Records contained in a dataset:
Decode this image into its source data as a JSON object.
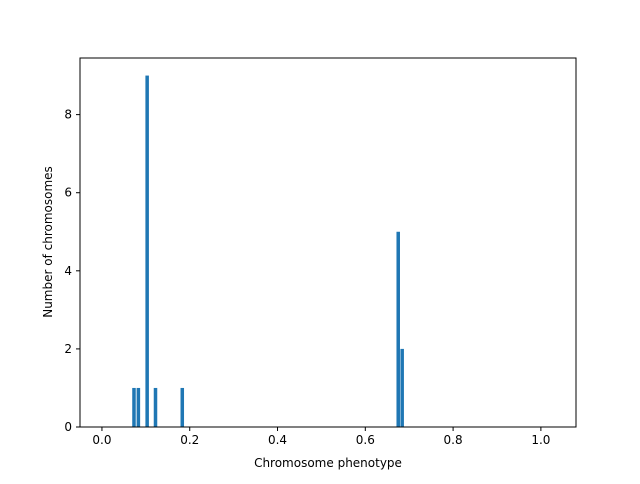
{
  "chart_data": {
    "type": "bar",
    "title": "",
    "xlabel": "Chromosome phenotype",
    "ylabel": "Number of chromosomes",
    "xlim": [
      -0.05,
      1.08
    ],
    "ylim": [
      0,
      9.45
    ],
    "xticks": [
      0.0,
      0.2,
      0.4,
      0.6,
      0.8,
      1.0
    ],
    "xtick_labels": [
      "0.0",
      "0.2",
      "0.4",
      "0.6",
      "0.8",
      "1.0"
    ],
    "yticks": [
      0,
      2,
      4,
      6,
      8
    ],
    "ytick_labels": [
      "0",
      "2",
      "4",
      "6",
      "8"
    ],
    "bar_width": 0.008,
    "grid": false,
    "legend": "none",
    "color": "#1f77b4",
    "x": [
      0.073,
      0.083,
      0.103,
      0.122,
      0.183,
      0.675,
      0.684
    ],
    "values": [
      1,
      1,
      9,
      1,
      1,
      5,
      2
    ]
  }
}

What you have to do:
Copy the whole listing above word for word but do not carry over the pictures.

Result for this exercise:
Decode this image into its source data as a JSON object.
{
  "chart_data": {
    "type": "bar",
    "title": "",
    "xlabel": "Chromosome phenotype",
    "ylabel": "Number of chromosomes",
    "xlim": [
      -0.05,
      1.08
    ],
    "ylim": [
      0,
      9.45
    ],
    "xticks": [
      0.0,
      0.2,
      0.4,
      0.6,
      0.8,
      1.0
    ],
    "xtick_labels": [
      "0.0",
      "0.2",
      "0.4",
      "0.6",
      "0.8",
      "1.0"
    ],
    "yticks": [
      0,
      2,
      4,
      6,
      8
    ],
    "ytick_labels": [
      "0",
      "2",
      "4",
      "6",
      "8"
    ],
    "bar_width": 0.008,
    "grid": false,
    "legend": "none",
    "color": "#1f77b4",
    "x": [
      0.073,
      0.083,
      0.103,
      0.122,
      0.183,
      0.675,
      0.684
    ],
    "values": [
      1,
      1,
      9,
      1,
      1,
      5,
      2
    ]
  }
}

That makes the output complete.